# Start of DATA IN THIS EXERCISE

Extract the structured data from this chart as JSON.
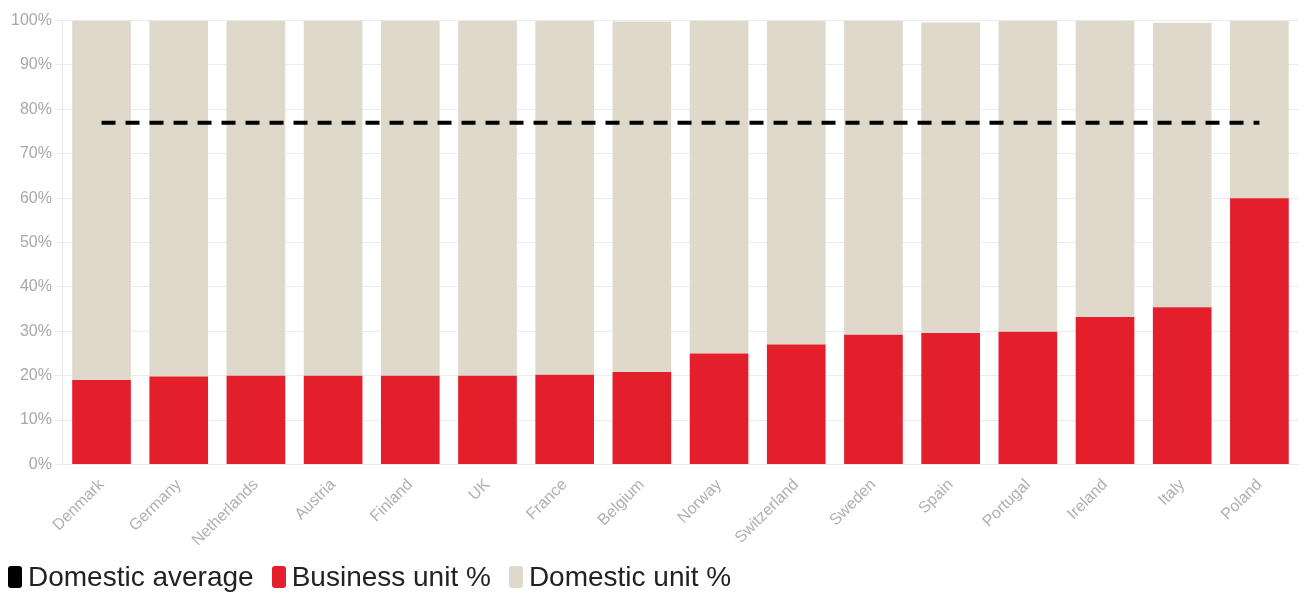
{
  "chart_data": {
    "type": "bar",
    "stacked": true,
    "categories": [
      "Denmark",
      "Germany",
      "Netherlands",
      "Austria",
      "Finland",
      "UK",
      "France",
      "Belgium",
      "Norway",
      "Switzerland",
      "Sweden",
      "Spain",
      "Portugal",
      "Ireland",
      "Italy",
      "Poland"
    ],
    "series": [
      {
        "name": "Domestic average",
        "type": "line",
        "color": "#000000",
        "line_style": "dashed",
        "marker": "none",
        "values": [
          77,
          77,
          77,
          77,
          77,
          77,
          77,
          77,
          77,
          77,
          77,
          77,
          77,
          77,
          77,
          77
        ]
      },
      {
        "name": "Business unit %",
        "color": "#e41f2c",
        "values": [
          19,
          19.8,
          20,
          20,
          20,
          20,
          20.2,
          20.8,
          25,
          27,
          29.2,
          29.6,
          29.9,
          33.2,
          35.4,
          60
        ]
      },
      {
        "name": "Domestic unit %",
        "color": "#dfd9cc",
        "values": [
          81,
          80.2,
          80,
          80,
          80,
          80,
          79.8,
          79,
          75,
          73,
          70.8,
          70,
          70.1,
          66.8,
          64.1,
          40
        ]
      }
    ],
    "ylim": [
      0,
      100
    ],
    "yticks": [
      {
        "value": 0,
        "label": "0%"
      },
      {
        "value": 10,
        "label": "10%"
      },
      {
        "value": 20,
        "label": "20%"
      },
      {
        "value": 30,
        "label": "30%"
      },
      {
        "value": 40,
        "label": "40%"
      },
      {
        "value": 50,
        "label": "50%"
      },
      {
        "value": 60,
        "label": "60%"
      },
      {
        "value": 70,
        "label": "70%"
      },
      {
        "value": 80,
        "label": "80%"
      },
      {
        "value": 90,
        "label": "90%"
      },
      {
        "value": 100,
        "label": "100%"
      }
    ],
    "grid": "y",
    "legend": "bottom left"
  }
}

# End of DATA IN THIS EXERCISE

:: WHAT YOU ARE ASKED TO DO ::
Print out the material word for word, omitting the pictures.

:: TASK RESPONSE ::
Extract the structured data from this chart as JSON.
{
  "chart_data": {
    "type": "bar",
    "stacked": true,
    "categories": [
      "Denmark",
      "Germany",
      "Netherlands",
      "Austria",
      "Finland",
      "UK",
      "France",
      "Belgium",
      "Norway",
      "Switzerland",
      "Sweden",
      "Spain",
      "Portugal",
      "Ireland",
      "Italy",
      "Poland"
    ],
    "series": [
      {
        "name": "Domestic average",
        "type": "line",
        "color": "#000000",
        "line_style": "dashed",
        "marker": "none",
        "values": [
          77,
          77,
          77,
          77,
          77,
          77,
          77,
          77,
          77,
          77,
          77,
          77,
          77,
          77,
          77,
          77
        ]
      },
      {
        "name": "Business unit %",
        "color": "#e41f2c",
        "values": [
          19,
          19.8,
          20,
          20,
          20,
          20,
          20.2,
          20.8,
          25,
          27,
          29.2,
          29.6,
          29.9,
          33.2,
          35.4,
          60
        ]
      },
      {
        "name": "Domestic unit %",
        "color": "#dfd9cc",
        "values": [
          81,
          80.2,
          80,
          80,
          80,
          80,
          79.8,
          79,
          75,
          73,
          70.8,
          70,
          70.1,
          66.8,
          64.1,
          40
        ]
      }
    ],
    "ylim": [
      0,
      100
    ],
    "yticks": [
      {
        "value": 0,
        "label": "0%"
      },
      {
        "value": 10,
        "label": "10%"
      },
      {
        "value": 20,
        "label": "20%"
      },
      {
        "value": 30,
        "label": "30%"
      },
      {
        "value": 40,
        "label": "40%"
      },
      {
        "value": 50,
        "label": "50%"
      },
      {
        "value": 60,
        "label": "60%"
      },
      {
        "value": 70,
        "label": "70%"
      },
      {
        "value": 80,
        "label": "80%"
      },
      {
        "value": 90,
        "label": "90%"
      },
      {
        "value": 100,
        "label": "100%"
      }
    ],
    "grid": "y",
    "legend": "bottom left"
  }
}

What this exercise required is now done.